Exercise — Copy out each line containing "Rodríguez" from the entries below.
── Recorded data
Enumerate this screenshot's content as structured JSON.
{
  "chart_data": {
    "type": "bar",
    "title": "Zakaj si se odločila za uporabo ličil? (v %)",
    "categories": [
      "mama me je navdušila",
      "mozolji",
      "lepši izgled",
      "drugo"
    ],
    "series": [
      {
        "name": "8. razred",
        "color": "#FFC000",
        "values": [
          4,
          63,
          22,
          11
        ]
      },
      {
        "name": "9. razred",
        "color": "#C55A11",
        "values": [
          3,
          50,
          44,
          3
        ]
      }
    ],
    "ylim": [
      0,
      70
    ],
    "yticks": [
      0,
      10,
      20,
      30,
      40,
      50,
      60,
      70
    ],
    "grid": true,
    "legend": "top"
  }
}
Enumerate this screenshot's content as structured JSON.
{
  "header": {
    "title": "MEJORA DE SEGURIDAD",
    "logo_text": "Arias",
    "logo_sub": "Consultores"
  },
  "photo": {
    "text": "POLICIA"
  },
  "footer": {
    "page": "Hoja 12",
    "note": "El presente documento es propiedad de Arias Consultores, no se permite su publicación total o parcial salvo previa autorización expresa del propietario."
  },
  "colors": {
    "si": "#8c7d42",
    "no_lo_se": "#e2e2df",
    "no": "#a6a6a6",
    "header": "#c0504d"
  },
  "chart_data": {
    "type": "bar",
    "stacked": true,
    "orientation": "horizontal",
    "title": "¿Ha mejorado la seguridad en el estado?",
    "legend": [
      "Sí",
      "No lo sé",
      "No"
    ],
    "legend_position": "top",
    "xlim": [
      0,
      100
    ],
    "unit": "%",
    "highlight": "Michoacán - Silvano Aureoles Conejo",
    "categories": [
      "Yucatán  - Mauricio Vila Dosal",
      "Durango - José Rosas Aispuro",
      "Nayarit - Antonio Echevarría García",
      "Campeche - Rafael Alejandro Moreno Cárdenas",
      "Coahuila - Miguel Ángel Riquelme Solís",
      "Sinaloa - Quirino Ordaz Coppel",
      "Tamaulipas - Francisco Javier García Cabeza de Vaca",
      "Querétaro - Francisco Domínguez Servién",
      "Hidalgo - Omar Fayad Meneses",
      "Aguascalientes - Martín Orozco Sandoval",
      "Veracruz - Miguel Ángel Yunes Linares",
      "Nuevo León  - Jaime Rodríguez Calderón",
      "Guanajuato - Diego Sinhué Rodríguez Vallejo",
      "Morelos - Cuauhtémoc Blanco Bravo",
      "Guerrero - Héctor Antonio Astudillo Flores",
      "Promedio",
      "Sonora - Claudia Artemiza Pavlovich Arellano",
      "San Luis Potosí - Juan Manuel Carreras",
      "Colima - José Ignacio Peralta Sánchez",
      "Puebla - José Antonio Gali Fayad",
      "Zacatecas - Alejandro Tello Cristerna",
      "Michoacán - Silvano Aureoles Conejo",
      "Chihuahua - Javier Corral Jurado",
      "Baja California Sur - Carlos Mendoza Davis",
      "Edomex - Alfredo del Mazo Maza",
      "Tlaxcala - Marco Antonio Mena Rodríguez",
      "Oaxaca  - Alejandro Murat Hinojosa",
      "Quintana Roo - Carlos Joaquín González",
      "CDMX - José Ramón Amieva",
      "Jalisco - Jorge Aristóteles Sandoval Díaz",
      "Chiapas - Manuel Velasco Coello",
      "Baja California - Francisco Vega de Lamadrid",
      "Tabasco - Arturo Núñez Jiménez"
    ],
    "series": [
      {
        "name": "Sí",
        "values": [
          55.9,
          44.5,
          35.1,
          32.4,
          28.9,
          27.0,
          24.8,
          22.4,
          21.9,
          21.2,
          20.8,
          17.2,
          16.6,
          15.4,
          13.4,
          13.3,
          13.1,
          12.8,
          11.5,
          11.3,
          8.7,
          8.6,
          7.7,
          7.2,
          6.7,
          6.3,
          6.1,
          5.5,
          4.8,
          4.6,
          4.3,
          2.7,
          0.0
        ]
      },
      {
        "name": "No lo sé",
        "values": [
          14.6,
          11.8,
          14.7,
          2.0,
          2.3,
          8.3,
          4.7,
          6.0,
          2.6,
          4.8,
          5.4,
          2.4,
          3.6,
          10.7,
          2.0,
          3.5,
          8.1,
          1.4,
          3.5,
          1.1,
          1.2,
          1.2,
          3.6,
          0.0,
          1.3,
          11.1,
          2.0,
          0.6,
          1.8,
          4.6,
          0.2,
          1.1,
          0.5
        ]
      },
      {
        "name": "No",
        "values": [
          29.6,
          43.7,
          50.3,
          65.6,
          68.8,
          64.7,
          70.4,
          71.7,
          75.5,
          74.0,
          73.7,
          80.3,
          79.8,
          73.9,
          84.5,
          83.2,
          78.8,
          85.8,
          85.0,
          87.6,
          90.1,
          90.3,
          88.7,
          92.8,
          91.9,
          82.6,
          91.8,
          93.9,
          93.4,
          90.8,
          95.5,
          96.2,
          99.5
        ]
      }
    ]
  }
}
────
Result of the exercise —
      "Nuevo León  - Jaime Rodríguez Calderón",
      "Guanajuato - Diego Sinhué Rodríguez Vallejo",
      "Tlaxcala - Marco Antonio Mena Rodríguez",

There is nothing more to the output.